#### Directive:
Go through the entries below and retype them exactly, omitting each picture.

#### Given data:
━━━

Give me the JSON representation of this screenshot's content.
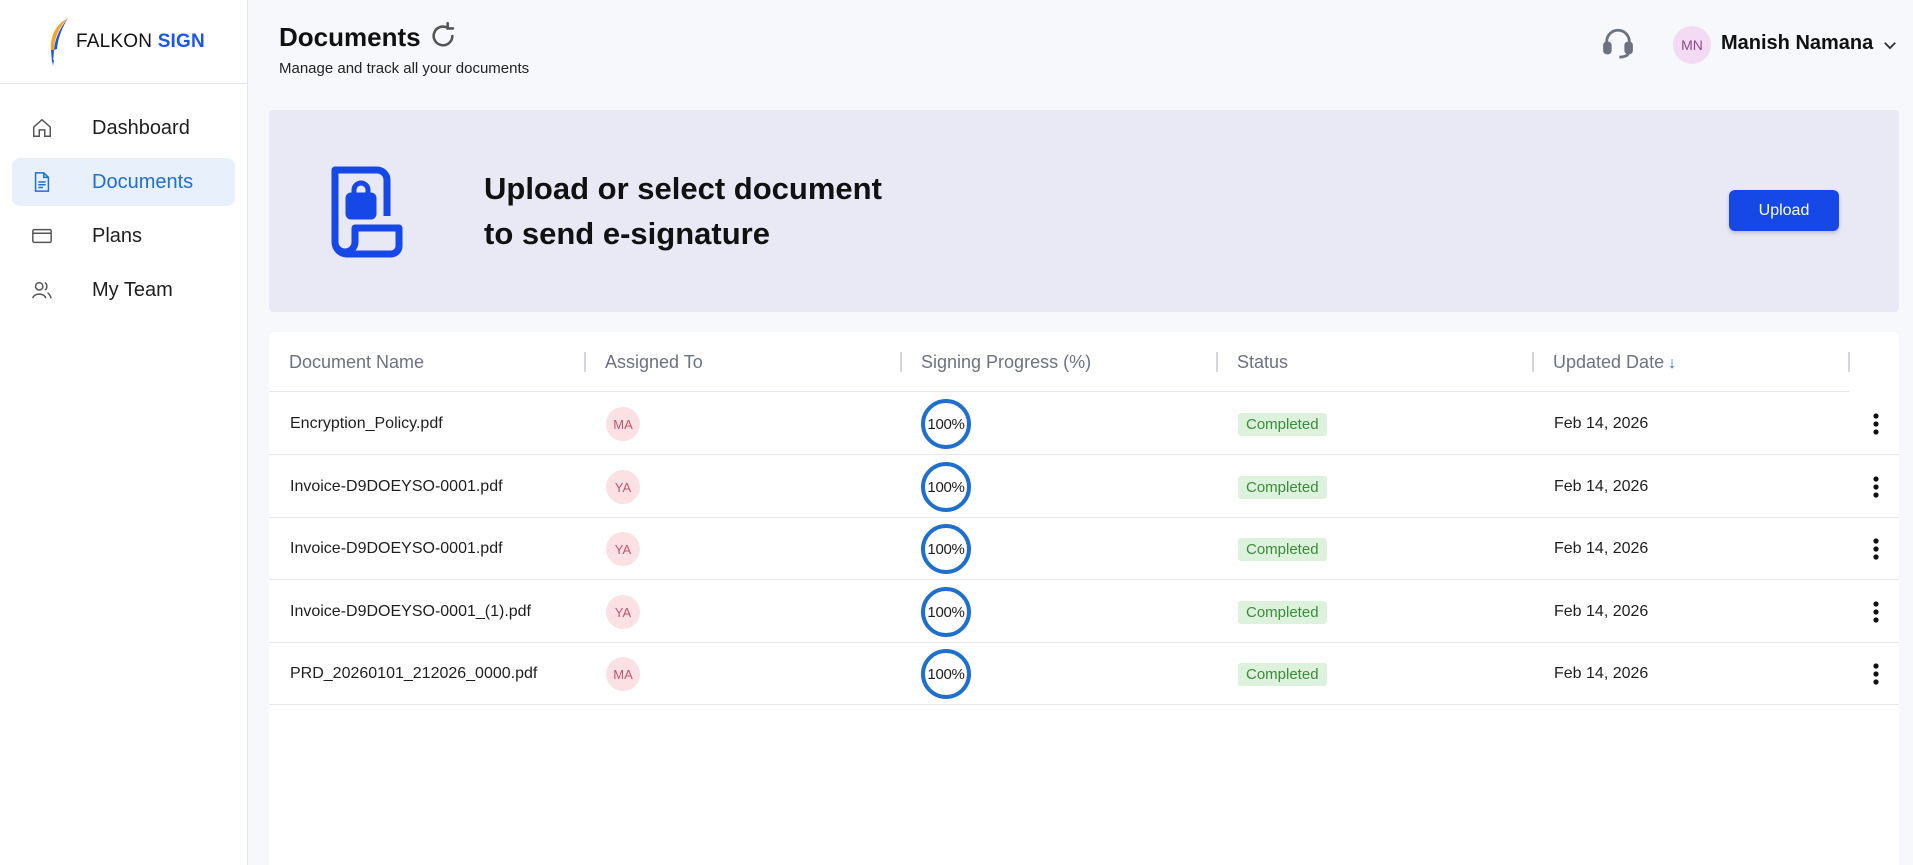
{
  "brand": {
    "name_part1": "FALKON",
    "name_part2": "SIGN"
  },
  "sidebar": {
    "items": [
      {
        "label": "Dashboard",
        "icon": "home-icon",
        "active": false
      },
      {
        "label": "Documents",
        "icon": "document-icon",
        "active": true
      },
      {
        "label": "Plans",
        "icon": "card-icon",
        "active": false
      },
      {
        "label": "My Team",
        "icon": "team-icon",
        "active": false
      }
    ]
  },
  "header": {
    "title": "Documents",
    "subtitle": "Manage and track all your documents",
    "user": {
      "initials": "MN",
      "name": "Manish Namana"
    }
  },
  "banner": {
    "text_line1": "Upload or select document",
    "text_line2": "to send e-signature",
    "button_label": "Upload"
  },
  "table": {
    "columns": [
      "Document Name",
      "Assigned To",
      "Signing Progress (%)",
      "Status",
      "Updated Date"
    ],
    "sort_arrow": "↓",
    "rows": [
      {
        "name": "Encryption_Policy.pdf",
        "assignee": "MA",
        "progress": "100%",
        "status": "Completed",
        "date": "Feb 14, 2026"
      },
      {
        "name": "Invoice-D9DOEYSO-0001.pdf",
        "assignee": "YA",
        "progress": "100%",
        "status": "Completed",
        "date": "Feb 14, 2026"
      },
      {
        "name": "Invoice-D9DOEYSO-0001.pdf",
        "assignee": "YA",
        "progress": "100%",
        "status": "Completed",
        "date": "Feb 14, 2026"
      },
      {
        "name": "Invoice-D9DOEYSO-0001_(1).pdf",
        "assignee": "YA",
        "progress": "100%",
        "status": "Completed",
        "date": "Feb 14, 2026"
      },
      {
        "name": "PRD_20260101_212026_0000.pdf",
        "assignee": "MA",
        "progress": "100%",
        "status": "Completed",
        "date": "Feb 14, 2026"
      }
    ]
  },
  "colors": {
    "accent": "#1648e8",
    "active_nav_bg": "#e7f0fb",
    "banner_bg": "#e9e9f5",
    "status_bg": "#dcf2dc",
    "status_text": "#3b8b3b",
    "progress_ring": "#1f6fcf"
  }
}
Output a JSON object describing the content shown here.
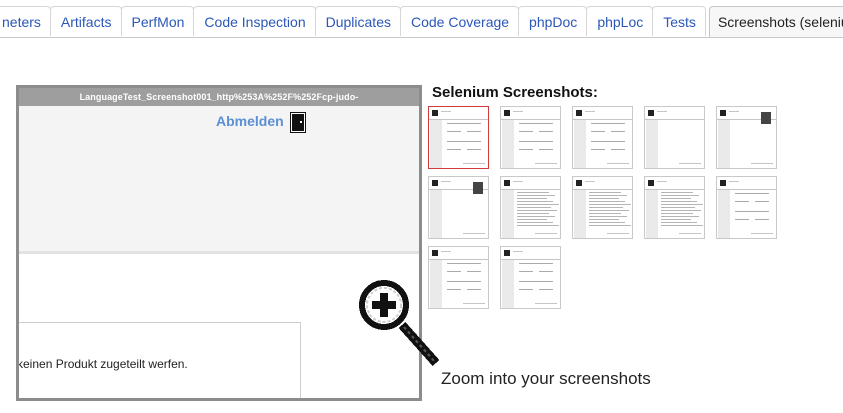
{
  "tabs": [
    {
      "label": "neters",
      "active": false
    },
    {
      "label": "Artifacts",
      "active": false
    },
    {
      "label": "PerfMon",
      "active": false
    },
    {
      "label": "Code Inspection",
      "active": false
    },
    {
      "label": "Duplicates",
      "active": false
    },
    {
      "label": "Code Coverage",
      "active": false
    },
    {
      "label": "phpDoc",
      "active": false
    },
    {
      "label": "phpLoc",
      "active": false
    },
    {
      "label": "Tests",
      "active": false
    },
    {
      "label": "Screenshots (selenium)",
      "active": true
    }
  ],
  "preview": {
    "title": "LanguageTest_Screenshot001_http%253A%252F%252Fcp-judo-",
    "logout_label": "Abmelden",
    "body_text": "keinen Produkt zugeteilt werfen."
  },
  "selenium": {
    "heading": "Selenium Screenshots:",
    "thumbnails": [
      {
        "variant": "form",
        "selected": true
      },
      {
        "variant": "form",
        "selected": false
      },
      {
        "variant": "form",
        "selected": false
      },
      {
        "variant": "empty",
        "selected": false
      },
      {
        "variant": "dark",
        "selected": false
      },
      {
        "variant": "dark",
        "selected": false
      },
      {
        "variant": "text",
        "selected": false
      },
      {
        "variant": "text",
        "selected": false
      },
      {
        "variant": "text",
        "selected": false
      },
      {
        "variant": "form",
        "selected": false
      },
      {
        "variant": "form",
        "selected": false
      },
      {
        "variant": "form",
        "selected": false
      }
    ]
  },
  "zoom_caption": "Zoom into your screenshots",
  "colors": {
    "link_blue": "#2a57b8",
    "selected_border": "#d23b3b",
    "preview_frame": "#8c8c8c"
  }
}
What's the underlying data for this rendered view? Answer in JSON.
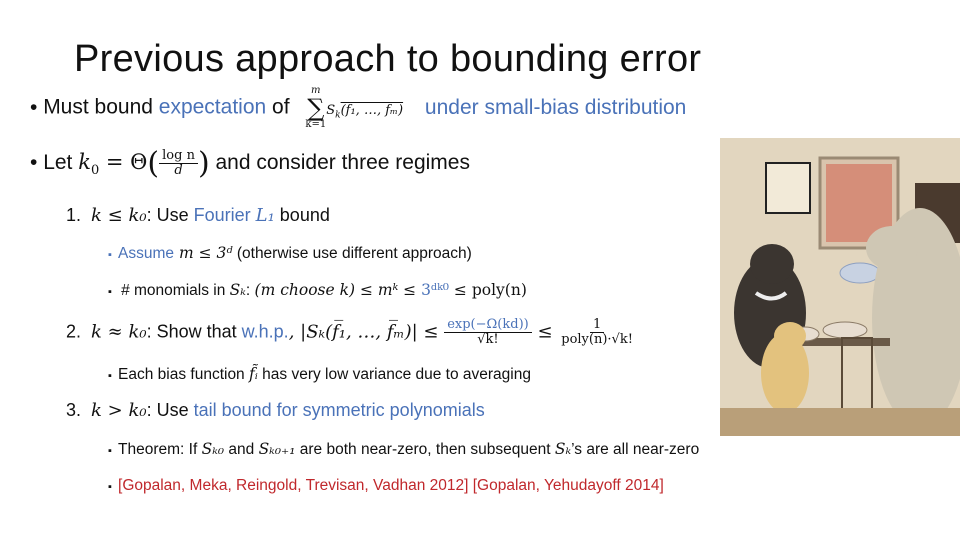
{
  "slide": {
    "title": "Previous approach to bounding error",
    "bullets": {
      "b1": {
        "prefix": "Must bound ",
        "highlight": "expectation",
        "mid": " of",
        "sum_upper": "m",
        "sum_lower": "k=1",
        "sum_body": "S",
        "sum_sub": "k",
        "sum_args": "(f₁, …, fₘ)",
        "suffix": "under small-bias distribution"
      },
      "b2": {
        "prefix": "Let ",
        "var": "k",
        "sub": "0",
        "eq": " = Θ",
        "frac_num": "log n",
        "frac_den": "d",
        "suffix": " and consider three regimes"
      },
      "regime1": {
        "num": "1.",
        "cond": "k ≤ k₀",
        "text": ": Use ",
        "highlight": "Fourier ",
        "highlight_math": "L₁",
        "suffix": " bound",
        "sub_a": {
          "highlight": "Assume",
          "math": " m ≤ 3ᵈ",
          "suffix": " (otherwise use different approach)"
        },
        "sub_b": {
          "prefix": "# monomials in ",
          "math1": "Sₖ",
          "colon": ": ",
          "math2": "(m choose k) ≤ mᵏ ≤ ",
          "highlight": "3ᵈᵏ⁰",
          "math3": " ≤ poly(n)"
        }
      },
      "regime2": {
        "num": "2.",
        "cond": "k ≈ k₀",
        "text": ": Show that ",
        "highlight": "w.h.p.",
        "math_lhs": ", |Sₖ(f̅₁, …, f̅ₘ)| ≤ ",
        "frac1_num": "exp(−Ω(kd))",
        "frac1_den": "√k!",
        "leq": " ≤ ",
        "frac2_num": "1",
        "frac2_den": "poly(n)·√k!",
        "sub_a": {
          "prefix": "Each bias function ",
          "math": "f̃ᵢ",
          "suffix": " has very low variance due to averaging"
        }
      },
      "regime3": {
        "num": "3.",
        "cond": "k > k₀",
        "text": ": Use ",
        "highlight": "tail bound for symmetric polynomials",
        "sub_a": {
          "prefix": "Theorem: If ",
          "m1": "Sₖ₀",
          "mid1": " and ",
          "m2": "Sₖ₀₊₁",
          "mid2": " are both near-zero, then subsequent ",
          "m3": "Sₖ",
          "suffix": "’s are all near-zero"
        },
        "sub_b": {
          "citation": "[Gopalan, Meka, Reingold, Trevisan, Vadhan 2012] [Gopalan, Yehudayoff 2014]"
        }
      }
    },
    "illustration": {
      "description": "three-bears-illustration"
    },
    "colors": {
      "accent_blue": "#4a72b8",
      "citation_red": "#c0282c",
      "text": "#111111"
    }
  }
}
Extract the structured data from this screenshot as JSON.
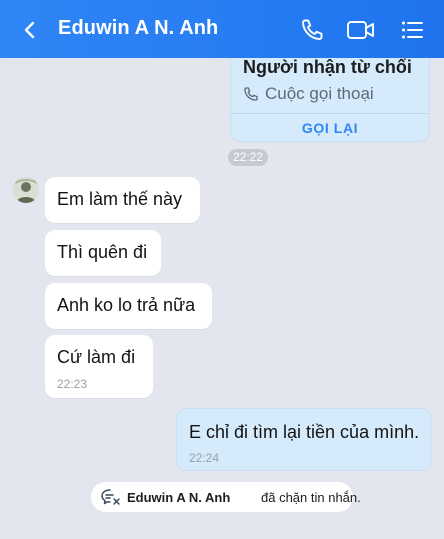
{
  "header": {
    "title": "Eduwin A N. Anh",
    "icons": [
      "back-chevron-icon",
      "phone-icon",
      "video-call-icon",
      "menu-list-icon"
    ]
  },
  "call_card": {
    "title": "Người nhận từ chối",
    "subtitle": "Cuộc gọi thoại",
    "action": "GỌI LẠI",
    "time": "22:22"
  },
  "messages_in": [
    {
      "text": "Em làm thế này"
    },
    {
      "text": "Thì quên đi"
    },
    {
      "text": "Anh ko lo trả nữa"
    },
    {
      "text": "Cứ làm đi",
      "time": "22:23"
    }
  ],
  "message_out": {
    "text": "E chỉ đi tìm lại tiền của mình.",
    "time": "22:24"
  },
  "notice": {
    "name": "Eduwin A N. Anh",
    "text": "đã chặn tin nhắn."
  },
  "colors": {
    "header_bg": "#2f86f6",
    "chat_bg": "#e3e6ee",
    "outgoing_bubble": "#d5eafb",
    "incoming_bubble": "#ffffff",
    "accent": "#2f86f6"
  }
}
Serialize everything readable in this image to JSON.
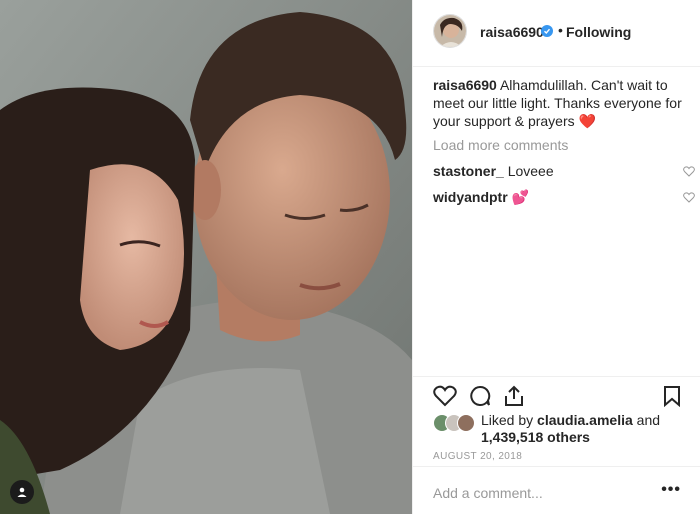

━━━

#### Task answer:
Give me the JSON representation of this screenshot's content.
{
  "brand": {
    "name_part1": "FALKON",
    "name_part2": "SIGN"
  },
  "sidebar": {
    "items": [
      {
        "label": "Dashboard",
        "icon": "home-icon",
        "active": false
      },
      {
        "label": "Documents",
        "icon": "document-icon",
        "active": true
      },
      {
        "label": "Plans",
        "icon": "card-icon",
        "active": false
      },
      {
        "label": "My Team",
        "icon": "team-icon",
        "active": false
      }
    ]
  },
  "header": {
    "title": "Documents",
    "subtitle": "Manage and track all your documents",
    "user": {
      "initials": "MN",
      "name": "Manish Namana"
    }
  },
  "banner": {
    "text_line1": "Upload or select document",
    "text_line2": "to send e-signature",
    "button_label": "Upload"
  },
  "table": {
    "columns": [
      "Document Name",
      "Assigned To",
      "Signing Progress (%)",
      "Status",
      "Updated Date"
    ],
    "sort_arrow": "↓",
    "rows": [
      {
        "name": "Encryption_Policy.pdf",
        "assignee": "MA",
        "progress": "100%",
        "status": "Completed",
        "date": "Feb 14, 2026"
      },
      {
        "name": "Invoice-D9DOEYSO-0001.pdf",
        "assignee": "YA",
        "progress": "100%",
        "status": "Completed",
        "date": "Feb 14, 2026"
      },
      {
        "name": "Invoice-D9DOEYSO-0001.pdf",
        "assignee": "YA",
        "progress": "100%",
        "status": "Completed",
        "date": "Feb 14, 2026"
      },
      {
        "name": "Invoice-D9DOEYSO-0001_(1).pdf",
        "assignee": "YA",
        "progress": "100%",
        "status": "Completed",
        "date": "Feb 14, 2026"
      },
      {
        "name": "PRD_20260101_212026_0000.pdf",
        "assignee": "MA",
        "progress": "100%",
        "status": "Completed",
        "date": "Feb 14, 2026"
      }
    ]
  },
  "colors": {
    "accent": "#1648e8",
    "active_nav_bg": "#e7f0fb",
    "banner_bg": "#e9e9f5",
    "status_bg": "#dcf2dc",
    "status_text": "#3b8b3b",
    "progress_ring": "#1f6fcf"
  }
}
Output a JSON object describing the content shown here.
{
  "tabs": [
    {
      "label": "neters",
      "active": false
    },
    {
      "label": "Artifacts",
      "active": false
    },
    {
      "label": "PerfMon",
      "active": false
    },
    {
      "label": "Code Inspection",
      "active": false
    },
    {
      "label": "Duplicates",
      "active": false
    },
    {
      "label": "Code Coverage",
      "active": false
    },
    {
      "label": "phpDoc",
      "active": false
    },
    {
      "label": "phpLoc",
      "active": false
    },
    {
      "label": "Tests",
      "active": false
    },
    {
      "label": "Screenshots (selenium)",
      "active": true
    }
  ],
  "preview": {
    "title": "LanguageTest_Screenshot001_http%253A%252F%252Fcp-judo-",
    "logout_label": "Abmelden",
    "body_text": "keinen Produkt zugeteilt werfen."
  },
  "selenium": {
    "heading": "Selenium Screenshots:",
    "thumbnails": [
      {
        "variant": "form",
        "selected": true
      },
      {
        "variant": "form",
        "selected": false
      },
      {
        "variant": "form",
        "selected": false
      },
      {
        "variant": "empty",
        "selected": false
      },
      {
        "variant": "dark",
        "selected": false
      },
      {
        "variant": "dark",
        "selected": false
      },
      {
        "variant": "text",
        "selected": false
      },
      {
        "variant": "text",
        "selected": false
      },
      {
        "variant": "text",
        "selected": false
      },
      {
        "variant": "form",
        "selected": false
      },
      {
        "variant": "form",
        "selected": false
      },
      {
        "variant": "form",
        "selected": false
      }
    ]
  },
  "zoom_caption": "Zoom into your screenshots",
  "colors": {
    "link_blue": "#2a57b8",
    "selected_border": "#d23b3b",
    "preview_frame": "#8c8c8c"
  }
}
What's the underlying data for this rendered view? Answer in JSON.
{
  "slide": {
    "title": "Previous approach to bounding error",
    "bullets": {
      "b1": {
        "prefix": "Must bound ",
        "highlight": "expectation",
        "mid": " of",
        "sum_upper": "m",
        "sum_lower": "k=1",
        "sum_body": "S",
        "sum_sub": "k",
        "sum_args": "(f₁, …, fₘ)",
        "suffix": "under small-bias distribution"
      },
      "b2": {
        "prefix": "Let ",
        "var": "k",
        "sub": "0",
        "eq": " = Θ",
        "frac_num": "log n",
        "frac_den": "d",
        "suffix": " and consider three regimes"
      },
      "regime1": {
        "num": "1.",
        "cond": "k ≤ k₀",
        "text": ": Use ",
        "highlight": "Fourier ",
        "highlight_math": "L₁",
        "suffix": " bound",
        "sub_a": {
          "highlight": "Assume",
          "math": " m ≤ 3ᵈ",
          "suffix": " (otherwise use different approach)"
        },
        "sub_b": {
          "prefix": "# monomials in ",
          "math1": "Sₖ",
          "colon": ": ",
          "math2": "(m choose k) ≤ mᵏ ≤ ",
          "highlight": "3ᵈᵏ⁰",
          "math3": " ≤ poly(n)"
        }
      },
      "regime2": {
        "num": "2.",
        "cond": "k ≈ k₀",
        "text": ": Show that ",
        "highlight": "w.h.p.",
        "math_lhs": ", |Sₖ(f̅₁, …, f̅ₘ)| ≤ ",
        "frac1_num": "exp(−Ω(kd))",
        "frac1_den": "√k!",
        "leq": " ≤ ",
        "frac2_num": "1",
        "frac2_den": "poly(n)·√k!",
        "sub_a": {
          "prefix": "Each bias function ",
          "math": "f̃ᵢ",
          "suffix": " has very low variance due to averaging"
        }
      },
      "regime3": {
        "num": "3.",
        "cond": "k > k₀",
        "text": ": Use ",
        "highlight": "tail bound for symmetric polynomials",
        "sub_a": {
          "prefix": "Theorem: If ",
          "m1": "Sₖ₀",
          "mid1": " and ",
          "m2": "Sₖ₀₊₁",
          "mid2": " are both near-zero, then subsequent ",
          "m3": "Sₖ",
          "suffix": "’s are all near-zero"
        },
        "sub_b": {
          "citation": "[Gopalan, Meka, Reingold, Trevisan, Vadhan 2012] [Gopalan, Yehudayoff 2014]"
        }
      }
    },
    "illustration": {
      "description": "three-bears-illustration"
    },
    "colors": {
      "accent_blue": "#4a72b8",
      "citation_red": "#c0282c",
      "text": "#111111"
    }
  }
}
Extract the structured data from this screenshot as JSON.
{
  "header": {
    "title": "Eduwin A N. Anh",
    "icons": [
      "back-chevron-icon",
      "phone-icon",
      "video-call-icon",
      "menu-list-icon"
    ]
  },
  "call_card": {
    "title": "Người nhận từ chối",
    "subtitle": "Cuộc gọi thoại",
    "action": "GỌI LẠI",
    "time": "22:22"
  },
  "messages_in": [
    {
      "text": "Em làm thế này"
    },
    {
      "text": "Thì quên đi"
    },
    {
      "text": "Anh ko lo trả nữa"
    },
    {
      "text": "Cứ làm đi",
      "time": "22:23"
    }
  ],
  "message_out": {
    "text": "E chỉ đi tìm lại tiền của mình.",
    "time": "22:24"
  },
  "notice": {
    "name": "Eduwin A N. Anh",
    "text": "đã chặn tin nhắn."
  },
  "colors": {
    "header_bg": "#2f86f6",
    "chat_bg": "#e3e6ee",
    "outgoing_bubble": "#d5eafb",
    "incoming_bubble": "#ffffff",
    "accent": "#2f86f6"
  }
}
Serialize everything readable in this image to JSON.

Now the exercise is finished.